* **DATASET RECORDS**
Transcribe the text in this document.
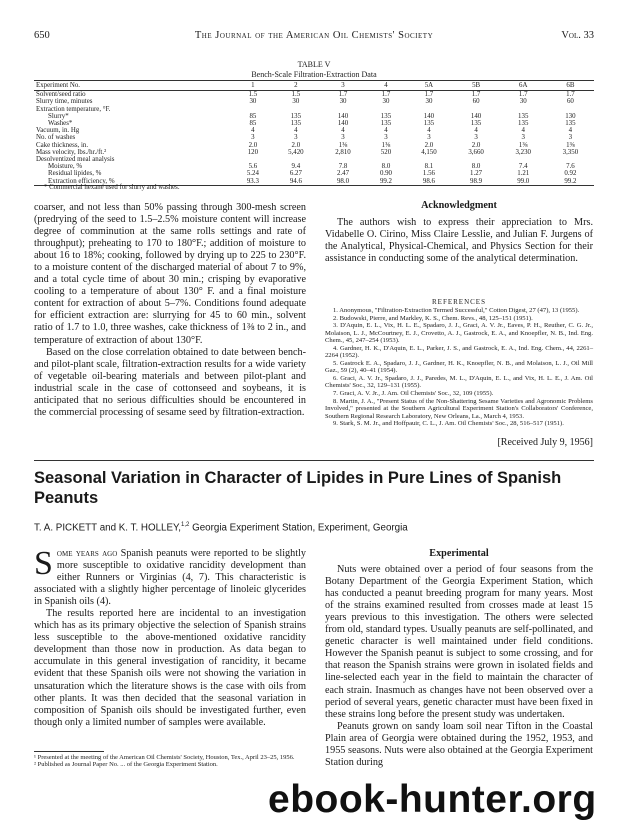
650	The Journal of the American Oil Chemists' Society	Vol. 33
TABLE V
Bench-Scale Filtration-Extraction Data
Experiment No.	1	2	3	4	5A	5B	6A	6B
Solvent/seed ratio	1.5	1.5	1.7	1.7	1.7	1.7	1.7	1.7
Slurry time, minutes	30	30	30	30	30	60	30	60
Extraction temperature, °F.								
Slurry*	85	135	140	135	140	140	135	130
Washes*	85	135	140	135	135	135	135	135
Vacuum, in. Hg	4	4	4	4	4	4	4	4
No. of washes	3	3	3	3	3	3	3	3
Cake thickness, in.	2.0	2.0	1⅜	1⅜	2.0	2.0	1⅜	1⅜
Mass velocity, lbs./hr./ft.²	120	5,420	2,810	520	4,150	3,660	3,230	3,350
Desolventized meal analysis								
Moisture, %	5.6	9.4	7.8	8.0	8.1	8.0	7.4	7.6
Residual lipides, %	5.24	6.27	2.47	0.90	1.56	1.27	1.21	0.92
Extraction efficiency, %	93.3	94.6	98.0	99.2	98.6	98.9	99.0	99.2
* Commercial hexane used for slurry and washes.

coarser, and not less than 50% passing through 300-mesh screen (predrying of the seed to 1.5–2.5% moisture content will increase degree of comminution at the same rolls settings and rate of throughput); preheating to 170 to 180°F.; addition of moisture to about 16 to 18%; cooking, followed by drying up to 225 to 230°F. to a moisture content of the discharged material of about 7 to 9%, and a total cycle time of about 30 min.; crisping by evaporative cooling to a temperature of about 130° F. and a final moisture content for extraction of about 5–7%. Conditions found adequate for efficient extraction are: slurrying for 45 to 60 min., solvent ratio of 1.7 to 1.0, three washes, cake thickness of 1⅜ to 2 in., and temperature of extraction of about 130°F.

Based on the close correlation obtained to date between bench- and pilot-plant scale, filtration-extraction results for a wide variety of vegetable oil-bearing materials and between pilot-plant and industrial scale in the case of cottonseed and soybeans, it is anticipated that no serious difficulties should be encountered in the commercial processing of sesame seed by filtration-extraction.

Acknowledgment

The authors wish to express their appreciation to Mrs. Vidabelle O. Cirino, Miss Claire Lesslie, and Julian F. Jurgens of the Analytical, Physical-Chemical, and Physics Section for their assistance in conducting some of the analytical determination.

REFERENCES
1. Anonymous, "Filtration-Extraction Termed Successful," Cotton Digest, 27 (47), 13 (1955).
2. Budowski, Pierre, and Markley, K. S., Chem. Revs., 48, 125–151 (1951).
3. D'Aquin, E. L., Vix, H. L. E., Spadaro, J. J., Graci, A. V. Jr., Eaves, P. H., Reuther, C. G. Jr., Molaison, L. J., McCourtney, E. J., Crovetto, A. J., Gastrock, E. A., and Knoepfler, N. B., Ind. Eng. Chem., 45, 247–254 (1953).
4. Gardner, H. K., D'Aquin, E. L., Parker, J. S., and Gastrock, E. A., Ind. Eng. Chem., 44, 2261–2264 (1952).
5. Gastrock E. A., Spadaro, J. J., Gardner, H. K., Knoepfler, N. B., and Molaison, L. J., Oil Mill Gaz., 59 (2), 40–41 (1954).
6. Graci, A. V. Jr., Spadaro, J. J., Paredes, M. L., D'Aquin, E. L., and Vix, H. L. E., J. Am. Oil Chemists' Soc., 32, 129–131 (1955).
7. Graci, A. V. Jr., J. Am. Oil Chemists' Soc., 32, 109 (1955).
8. Martin, J. A., "Present Status of the Non-Shattering Sesame Varieties and Agronomic Problems Involved," presented at the Southern Agricultural Experiment Station's Collaborators' Conference, Southern Regional Research Laboratory, New Orleans, La., March 4, 1953.
9. Stark, S. M. Jr., and Hoffpauir, C. L., J. Am. Oil Chemists' Soc., 28, 516–517 (1951).
[Received July 9, 1956]
Seasonal Variation in Character of Lipides in Pure Lines of Spanish Peanuts
T. A. PICKETT and K. T. HOLLEY,$^{1,2}$ Georgia Experiment Station, Experiment, Georgia

Some years ago Spanish peanuts were reported to be slightly more susceptible to oxidative rancidity development than either Runners or Virginias (4, 7). This characteristic is associated with a slightly higher percentage of linoleic glycerides in Spanish oils (4).

The results reported here are incidental to an investigation which has as its primary objective the selection of Spanish strains less susceptible to the above-mentioned oxidative rancidity development than those now in production. As data began to accumulate in this general investigation of rancidity, it became evident that these Spanish oils were not showing the variation in unsaturation which the literature shows is the case with oils from other plants. It was then decided that the seasonal variation in composition of Spanish oils should be investigated further, even though only a limited number of samples were available.

¹ Presented at the meeting of the American Oil Chemists' Society, Houston, Tex., April 23–25, 1956.
² Published as Journal Paper No. ... of the Georgia Experiment Station.
Experimental

Nuts were obtained over a period of four seasons from the Botany Department of the Georgia Experiment Station, which has conducted a peanut breeding program for many years. Most of the strains examined resulted from crosses made at least 15 years previous to this investigation. The others were selected from old, standard types. Usually peanuts are self-pollinated, and genetic character is well maintained under field conditions. However the Spanish peanut is subject to some crossing, and for that reason the Spanish strains were grown in isolated fields and line-selected each year in the field to maintain the character of each strain. Inasmuch as changes have not been observed over a period of several years, genetic character must have been fixed in these strains long before the present study was undertaken.

Peanuts grown on sandy loam soil near Tifton in the Coastal Plain area of Georgia were obtained during the 1952, 1953, and 1955 seasons. Nuts were also obtained at the Georgia Experiment Station during

ebook-hunter.org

* **THE TASK**
Transcribe each entry above exactly, apart from the pictures.

* **THE RESPONSE**
Transcribe the text in this document.
650	The Journal of the American Oil Chemists' Society	Vol. 33
TABLE V
Bench-Scale Filtration-Extraction Data
Experiment No.	1	2	3	4	5A	5B	6A	6B
Solvent/seed ratio	1.5	1.5	1.7	1.7	1.7	1.7	1.7	1.7
Slurry time, minutes	30	30	30	30	30	60	30	60
Extraction temperature, °F.								
Slurry*	85	135	140	135	140	140	135	130
Washes*	85	135	140	135	135	135	135	135
Vacuum, in. Hg	4	4	4	4	4	4	4	4
No. of washes	3	3	3	3	3	3	3	3
Cake thickness, in.	2.0	2.0	1⅜	1⅜	2.0	2.0	1⅜	1⅜
Mass velocity, lbs./hr./ft.²	120	5,420	2,810	520	4,150	3,660	3,230	3,350
Desolventized meal analysis								
Moisture, %	5.6	9.4	7.8	8.0	8.1	8.0	7.4	7.6
Residual lipides, %	5.24	6.27	2.47	0.90	1.56	1.27	1.21	0.92
Extraction efficiency, %	93.3	94.6	98.0	99.2	98.6	98.9	99.0	99.2
* Commercial hexane used for slurry and washes.

coarser, and not less than 50% passing through 300-mesh screen (predrying of the seed to 1.5–2.5% moisture content will increase degree of comminution at the same rolls settings and rate of throughput); preheating to 170 to 180°F.; addition of moisture to about 16 to 18%; cooking, followed by drying up to 225 to 230°F. to a moisture content of the discharged material of about 7 to 9%, and a total cycle time of about 30 min.; crisping by evaporative cooling to a temperature of about 130° F. and a final moisture content for extraction of about 5–7%. Conditions found adequate for efficient extraction are: slurrying for 45 to 60 min., solvent ratio of 1.7 to 1.0, three washes, cake thickness of 1⅜ to 2 in., and temperature of extraction of about 130°F.

Based on the close correlation obtained to date between bench- and pilot-plant scale, filtration-extraction results for a wide variety of vegetable oil-bearing materials and between pilot-plant and industrial scale in the case of cottonseed and soybeans, it is anticipated that no serious difficulties should be encountered in the commercial processing of sesame seed by filtration-extraction.

Acknowledgment

The authors wish to express their appreciation to Mrs. Vidabelle O. Cirino, Miss Claire Lesslie, and Julian F. Jurgens of the Analytical, Physical-Chemical, and Physics Section for their assistance in conducting some of the analytical determination.

REFERENCES
1. Anonymous, "Filtration-Extraction Termed Successful," Cotton Digest, 27 (47), 13 (1955).
2. Budowski, Pierre, and Markley, K. S., Chem. Revs., 48, 125–151 (1951).
3. D'Aquin, E. L., Vix, H. L. E., Spadaro, J. J., Graci, A. V. Jr., Eaves, P. H., Reuther, C. G. Jr., Molaison, L. J., McCourtney, E. J., Crovetto, A. J., Gastrock, E. A., and Knoepfler, N. B., Ind. Eng. Chem., 45, 247–254 (1953).
4. Gardner, H. K., D'Aquin, E. L., Parker, J. S., and Gastrock, E. A., Ind. Eng. Chem., 44, 2261–2264 (1952).
5. Gastrock E. A., Spadaro, J. J., Gardner, H. K., Knoepfler, N. B., and Molaison, L. J., Oil Mill Gaz., 59 (2), 40–41 (1954).
6. Graci, A. V. Jr., Spadaro, J. J., Paredes, M. L., D'Aquin, E. L., and Vix, H. L. E., J. Am. Oil Chemists' Soc., 32, 129–131 (1955).
7. Graci, A. V. Jr., J. Am. Oil Chemists' Soc., 32, 109 (1955).
8. Martin, J. A., "Present Status of the Non-Shattering Sesame Varieties and Agronomic Problems Involved," presented at the Southern Agricultural Experiment Station's Collaborators' Conference, Southern Regional Research Laboratory, New Orleans, La., March 4, 1953.
9. Stark, S. M. Jr., and Hoffpauir, C. L., J. Am. Oil Chemists' Soc., 28, 516–517 (1951).
[Received July 9, 1956]
Seasonal Variation in Character of Lipides in Pure Lines of Spanish Peanuts
T. A. PICKETT and K. T. HOLLEY,$^{1,2}$ Georgia Experiment Station, Experiment, Georgia

Some years ago Spanish peanuts were reported to be slightly more susceptible to oxidative rancidity development than either Runners or Virginias (4, 7). This characteristic is associated with a slightly higher percentage of linoleic glycerides in Spanish oils (4).

The results reported here are incidental to an investigation which has as its primary objective the selection of Spanish strains less susceptible to the above-mentioned oxidative rancidity development than those now in production. As data began to accumulate in this general investigation of rancidity, it became evident that these Spanish oils were not showing the variation in unsaturation which the literature shows is the case with oils from other plants. It was then decided that the seasonal variation in composition of Spanish oils should be investigated further, even though only a limited number of samples were available.

¹ Presented at the meeting of the American Oil Chemists' Society, Houston, Tex., April 23–25, 1956.
² Published as Journal Paper No. ... of the Georgia Experiment Station.
Experimental

Nuts were obtained over a period of four seasons from the Botany Department of the Georgia Experiment Station, which has conducted a peanut breeding program for many years. Most of the strains examined resulted from crosses made at least 15 years previous to this investigation. The others were selected from old, standard types. Usually peanuts are self-pollinated, and genetic character is well maintained under field conditions. However the Spanish peanut is subject to some crossing, and for that reason the Spanish strains were grown in isolated fields and line-selected each year in the field to maintain the character of each strain. Inasmuch as changes have not been observed over a period of several years, genetic character must have been fixed in these strains long before the present study was undertaken.

Peanuts grown on sandy loam soil near Tifton in the Coastal Plain area of Georgia were obtained during the 1952, 1953, and 1955 seasons. Nuts were also obtained at the Georgia Experiment Station during

ebook-hunter.org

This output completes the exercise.